本文の抜粋:
-=-=-=-=-

一日目 戦慄の酷道429号線で舞鶴へ
2013.09.09
 
 ・・・ついにこの日がやってきた

長い間くすぶっていた
「端っこの旅」の決着をつけるために
わたしとトッポちゃんの最後の旅が始まるのだ
最初の「無謀な旅」以来の緊張感と
ワクワク感でわたしの体は満たされている

人間もクルマも気合十分!

12:00 自宅駐車場 発

いざ!出陣!!

・・・おっと
ナビセットしてなかったわ・・・

こうして見事に勢いは削げるのであった・・・
  今回のルートは
まずフェリーで一気に北海道へ上陸
南下して北海道最西端尾花岬を目指す
その後
南下して函館で「やり残した観光」を片付けて
フェリーで津軽海峡を渡る

ここからは「機会がないと行けそうにない端っこ」を
辿りつつ南下していく」
まず
青森港から日本海側の秋田県の男鹿半島へ
そして東北を横断して宮城県の牡鹿半島
南下して千葉県の犬吠埼
さらに南下して千葉県の野島崎
フェリーで東京湾を横断して箱根を越えて
静岡県の御前崎
西に向かい愛知県の伊良湖岬へ

そこからまたフェリーで三重県の鳥羽に渡り
最後に伊勢神宮に参拝して
高速道路で帰宅する予定だ


  舞鶴に行く道は
いつもなら高速道路を繋いで行くか
日本海側に出て国道9号線をひたすら
東に向かうルートをとるのだが
どうせなら「通ったことのない道」で行ってみようと
思い立った

地図を眺め回していると
倉敷市から中国地方を斜めに横断するかたちで
舞鶴の近くの朝来(あさご)市まで伸びている
国道429号線を見つけた

フェリーの出港は0時5分
時間はたっぷりある

・・・しかし
この思いつきのせいで
またもや初日からハードランになろうとは
神ならぬ身の知る由も無し・・・

  国道2号線を東へと進む 

今回は宿に泊まらずオール車中泊になる
なぜなら
お金が無いから。

-=-=-=-=-

表示内容:

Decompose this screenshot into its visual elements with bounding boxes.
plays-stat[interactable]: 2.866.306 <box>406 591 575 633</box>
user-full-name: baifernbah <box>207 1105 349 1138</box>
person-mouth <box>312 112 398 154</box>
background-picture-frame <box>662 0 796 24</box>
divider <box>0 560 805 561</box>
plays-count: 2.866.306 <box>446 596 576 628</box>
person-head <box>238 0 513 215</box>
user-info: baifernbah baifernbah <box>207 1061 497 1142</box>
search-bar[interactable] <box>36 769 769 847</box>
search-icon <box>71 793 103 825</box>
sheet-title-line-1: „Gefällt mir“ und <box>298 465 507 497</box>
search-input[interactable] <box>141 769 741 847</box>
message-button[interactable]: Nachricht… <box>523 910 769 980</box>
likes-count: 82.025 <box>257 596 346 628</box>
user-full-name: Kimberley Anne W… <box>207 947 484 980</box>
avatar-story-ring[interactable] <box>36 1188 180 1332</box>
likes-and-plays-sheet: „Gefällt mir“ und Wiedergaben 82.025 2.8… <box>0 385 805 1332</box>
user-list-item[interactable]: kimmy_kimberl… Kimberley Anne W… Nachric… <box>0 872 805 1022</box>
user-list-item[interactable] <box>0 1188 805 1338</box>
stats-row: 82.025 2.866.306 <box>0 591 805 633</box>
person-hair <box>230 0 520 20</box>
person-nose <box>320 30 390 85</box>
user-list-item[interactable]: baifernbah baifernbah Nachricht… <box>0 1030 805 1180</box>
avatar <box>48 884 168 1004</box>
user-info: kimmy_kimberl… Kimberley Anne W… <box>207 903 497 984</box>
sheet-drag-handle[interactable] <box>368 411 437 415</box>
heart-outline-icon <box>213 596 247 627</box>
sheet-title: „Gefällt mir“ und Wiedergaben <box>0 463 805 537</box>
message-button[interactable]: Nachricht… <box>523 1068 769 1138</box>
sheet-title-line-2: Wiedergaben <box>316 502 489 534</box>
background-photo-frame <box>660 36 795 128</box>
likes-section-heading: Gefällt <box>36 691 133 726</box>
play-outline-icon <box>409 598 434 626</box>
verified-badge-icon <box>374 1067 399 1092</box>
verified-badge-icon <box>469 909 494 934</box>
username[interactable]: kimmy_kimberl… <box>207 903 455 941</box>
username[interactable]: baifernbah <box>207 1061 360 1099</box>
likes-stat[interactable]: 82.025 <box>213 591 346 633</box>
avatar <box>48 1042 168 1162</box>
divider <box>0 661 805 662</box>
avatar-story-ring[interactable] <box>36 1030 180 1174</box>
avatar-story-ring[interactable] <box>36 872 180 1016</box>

-=-=-=-=-

やること:
1/ この旅行記では、フェリーの出港は何時何分ですか。
2/ 旅行記の続きを、最後の文のあとから書き足してください。

答え:
1/ 0時5分です。

2/
突然の旅立ちだったので
資金を用意するヒマも余裕も無かったのよ・・・
なので
ルートもなるべく一般道を辿るつもりだが
時間的切迫や体力的な問題があるときは
躊躇なく高速道路を使う方針だ

その際もなるべく深夜割引とかにひっかかかる
時間帯で・・・

問題は
風呂に入れるかどうか・・・・
なるべく機会を見つけて入るようにしたい

  13:00 尾道市 通過

実は他にもいろいろと問題がある

まずは
肝心の最終目標地点 北海道最西端 尾花岬だ

道路が完成したとはいえ
尾花岬そのものに行けるわけではない
その近くまで行けるというだけなのだ
なので
どういうかたちで「到達した」と納得するか・・・なのだ
「端っこの旅」の到達ルールである
「端っこから2km以内」に入ることで「到達」とするべきか
それとも
あらゆる手段でできるだけ接近するべきか・・・・

こればっかりは行ってみないとなんとも言えない状況だ
  もうひとつ
首都圏近郊は道の駅が極端に少ないということだ
東京都に至ってはひとつもない
茨城県や千葉県にはあるが
神奈川県は箱根まで行かないとない

この空白地帯が車中泊にどんな影響を与えるのか・・・

また
道の駅があっても
トラックの集団に占領されてたりしたら
とても寝られる環境ではない

いざとなったら
そのあたりのコンビニの駐車場とか道端で
「ここをキャンプ地とする!」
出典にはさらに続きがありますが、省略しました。